* _THE TASK_: State the number of lines that contain "Failure", with no other text.

[Recorded data]
+ + + +

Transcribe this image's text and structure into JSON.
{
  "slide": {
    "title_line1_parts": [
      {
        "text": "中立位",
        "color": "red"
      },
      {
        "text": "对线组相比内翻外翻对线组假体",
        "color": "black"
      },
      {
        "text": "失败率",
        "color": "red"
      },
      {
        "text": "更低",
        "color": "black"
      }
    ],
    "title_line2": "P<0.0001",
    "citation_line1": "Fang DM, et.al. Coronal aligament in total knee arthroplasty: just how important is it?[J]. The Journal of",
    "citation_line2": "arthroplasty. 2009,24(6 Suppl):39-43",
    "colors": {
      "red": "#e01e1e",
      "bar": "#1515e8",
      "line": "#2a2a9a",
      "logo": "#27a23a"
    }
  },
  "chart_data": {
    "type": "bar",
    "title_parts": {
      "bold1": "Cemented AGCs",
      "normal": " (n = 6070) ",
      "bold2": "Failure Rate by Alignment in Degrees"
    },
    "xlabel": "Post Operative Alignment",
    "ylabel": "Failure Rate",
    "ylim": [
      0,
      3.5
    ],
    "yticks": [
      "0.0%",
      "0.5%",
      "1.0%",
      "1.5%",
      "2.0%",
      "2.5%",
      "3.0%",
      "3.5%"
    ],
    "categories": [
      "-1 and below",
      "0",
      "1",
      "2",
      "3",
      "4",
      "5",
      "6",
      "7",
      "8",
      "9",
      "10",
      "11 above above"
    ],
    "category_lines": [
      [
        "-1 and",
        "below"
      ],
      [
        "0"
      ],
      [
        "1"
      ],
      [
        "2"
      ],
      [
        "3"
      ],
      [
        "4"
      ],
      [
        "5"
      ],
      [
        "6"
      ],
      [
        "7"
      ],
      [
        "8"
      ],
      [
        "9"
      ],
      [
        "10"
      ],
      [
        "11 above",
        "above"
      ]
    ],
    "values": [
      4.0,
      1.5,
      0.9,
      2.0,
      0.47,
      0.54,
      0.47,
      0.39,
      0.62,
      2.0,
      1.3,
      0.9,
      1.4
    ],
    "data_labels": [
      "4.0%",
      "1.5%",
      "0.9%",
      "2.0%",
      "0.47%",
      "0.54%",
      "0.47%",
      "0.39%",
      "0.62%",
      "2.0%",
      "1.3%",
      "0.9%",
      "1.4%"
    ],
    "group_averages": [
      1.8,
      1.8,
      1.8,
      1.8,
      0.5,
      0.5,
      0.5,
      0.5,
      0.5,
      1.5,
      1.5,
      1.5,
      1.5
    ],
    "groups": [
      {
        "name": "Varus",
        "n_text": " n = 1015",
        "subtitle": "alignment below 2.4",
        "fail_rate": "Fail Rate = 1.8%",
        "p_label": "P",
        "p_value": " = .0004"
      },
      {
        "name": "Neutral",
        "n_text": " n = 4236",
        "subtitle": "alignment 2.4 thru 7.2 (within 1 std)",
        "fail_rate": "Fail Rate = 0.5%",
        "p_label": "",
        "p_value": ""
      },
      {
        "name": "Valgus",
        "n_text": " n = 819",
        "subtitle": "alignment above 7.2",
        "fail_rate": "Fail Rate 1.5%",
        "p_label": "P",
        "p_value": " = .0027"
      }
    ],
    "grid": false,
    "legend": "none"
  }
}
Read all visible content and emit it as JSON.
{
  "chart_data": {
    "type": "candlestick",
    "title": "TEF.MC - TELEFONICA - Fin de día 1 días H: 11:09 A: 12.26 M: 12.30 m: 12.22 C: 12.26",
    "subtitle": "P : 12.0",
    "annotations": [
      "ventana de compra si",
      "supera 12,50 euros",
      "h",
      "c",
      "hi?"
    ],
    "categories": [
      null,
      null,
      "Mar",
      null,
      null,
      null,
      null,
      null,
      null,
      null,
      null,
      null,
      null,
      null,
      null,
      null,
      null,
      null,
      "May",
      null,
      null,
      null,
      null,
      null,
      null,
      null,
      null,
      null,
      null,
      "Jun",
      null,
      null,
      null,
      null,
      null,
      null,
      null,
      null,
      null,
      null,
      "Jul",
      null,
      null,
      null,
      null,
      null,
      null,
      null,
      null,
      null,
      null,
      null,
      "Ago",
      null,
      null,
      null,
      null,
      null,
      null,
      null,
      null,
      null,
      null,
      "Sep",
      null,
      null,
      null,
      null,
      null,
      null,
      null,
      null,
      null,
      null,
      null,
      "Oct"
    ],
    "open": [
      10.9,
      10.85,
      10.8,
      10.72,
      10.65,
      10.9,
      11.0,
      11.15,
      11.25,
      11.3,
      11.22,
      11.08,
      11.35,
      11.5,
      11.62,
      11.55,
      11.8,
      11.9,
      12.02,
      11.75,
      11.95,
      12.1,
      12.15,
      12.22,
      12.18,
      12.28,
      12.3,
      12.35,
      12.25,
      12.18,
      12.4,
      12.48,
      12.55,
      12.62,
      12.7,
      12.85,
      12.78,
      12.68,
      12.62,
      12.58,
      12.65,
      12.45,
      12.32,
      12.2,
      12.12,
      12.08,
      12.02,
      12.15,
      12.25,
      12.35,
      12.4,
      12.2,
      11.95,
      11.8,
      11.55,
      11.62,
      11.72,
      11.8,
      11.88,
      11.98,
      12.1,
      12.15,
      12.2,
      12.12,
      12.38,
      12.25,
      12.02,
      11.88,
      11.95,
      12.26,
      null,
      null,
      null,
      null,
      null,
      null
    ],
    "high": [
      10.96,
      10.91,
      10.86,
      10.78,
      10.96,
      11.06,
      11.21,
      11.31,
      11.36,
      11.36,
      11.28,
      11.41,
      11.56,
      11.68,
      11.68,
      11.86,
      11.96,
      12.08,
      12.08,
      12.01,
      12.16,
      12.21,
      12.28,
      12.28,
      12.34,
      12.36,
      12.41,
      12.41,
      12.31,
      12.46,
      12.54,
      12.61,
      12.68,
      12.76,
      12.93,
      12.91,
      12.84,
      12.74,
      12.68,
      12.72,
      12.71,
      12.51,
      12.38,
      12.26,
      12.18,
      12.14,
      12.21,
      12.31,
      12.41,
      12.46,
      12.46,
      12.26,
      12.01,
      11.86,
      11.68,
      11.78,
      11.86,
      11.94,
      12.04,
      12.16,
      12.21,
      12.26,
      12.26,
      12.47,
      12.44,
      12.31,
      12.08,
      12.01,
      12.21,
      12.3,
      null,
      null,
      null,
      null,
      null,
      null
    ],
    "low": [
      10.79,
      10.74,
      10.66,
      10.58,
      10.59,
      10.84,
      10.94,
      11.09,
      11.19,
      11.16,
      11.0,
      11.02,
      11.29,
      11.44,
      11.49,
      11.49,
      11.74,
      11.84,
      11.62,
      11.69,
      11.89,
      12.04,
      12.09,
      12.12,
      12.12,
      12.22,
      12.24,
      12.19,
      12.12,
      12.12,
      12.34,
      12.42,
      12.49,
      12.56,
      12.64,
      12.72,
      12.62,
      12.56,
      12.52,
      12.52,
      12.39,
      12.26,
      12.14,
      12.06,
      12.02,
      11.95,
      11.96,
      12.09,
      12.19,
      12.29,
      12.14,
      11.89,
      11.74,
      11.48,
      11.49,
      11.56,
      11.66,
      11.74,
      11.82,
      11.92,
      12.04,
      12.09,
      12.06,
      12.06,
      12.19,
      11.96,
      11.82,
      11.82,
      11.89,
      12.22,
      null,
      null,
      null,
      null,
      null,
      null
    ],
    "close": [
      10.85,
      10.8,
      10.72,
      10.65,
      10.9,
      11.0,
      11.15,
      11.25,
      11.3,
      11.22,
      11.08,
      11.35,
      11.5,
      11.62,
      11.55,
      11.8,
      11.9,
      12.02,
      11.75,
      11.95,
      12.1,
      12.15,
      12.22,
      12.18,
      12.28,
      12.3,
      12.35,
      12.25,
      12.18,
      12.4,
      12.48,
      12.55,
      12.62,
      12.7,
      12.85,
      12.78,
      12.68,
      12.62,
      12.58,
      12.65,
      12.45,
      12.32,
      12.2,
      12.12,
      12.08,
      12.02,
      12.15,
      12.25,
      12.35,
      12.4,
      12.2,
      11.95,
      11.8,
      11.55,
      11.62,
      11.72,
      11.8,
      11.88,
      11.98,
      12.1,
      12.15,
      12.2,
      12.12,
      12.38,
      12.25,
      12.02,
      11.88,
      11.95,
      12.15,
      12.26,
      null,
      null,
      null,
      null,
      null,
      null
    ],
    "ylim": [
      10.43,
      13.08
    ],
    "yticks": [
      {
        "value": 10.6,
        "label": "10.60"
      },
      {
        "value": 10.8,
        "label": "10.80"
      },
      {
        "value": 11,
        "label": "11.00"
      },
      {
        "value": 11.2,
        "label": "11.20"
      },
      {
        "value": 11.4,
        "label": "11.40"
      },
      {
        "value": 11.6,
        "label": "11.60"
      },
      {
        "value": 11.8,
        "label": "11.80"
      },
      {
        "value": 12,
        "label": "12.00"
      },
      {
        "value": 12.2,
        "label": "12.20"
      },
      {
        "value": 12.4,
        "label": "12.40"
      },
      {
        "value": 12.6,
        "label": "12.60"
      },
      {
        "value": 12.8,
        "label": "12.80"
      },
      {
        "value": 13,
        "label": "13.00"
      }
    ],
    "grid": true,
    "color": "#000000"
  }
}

+ + + +

* _WORKED ANSWER_: 2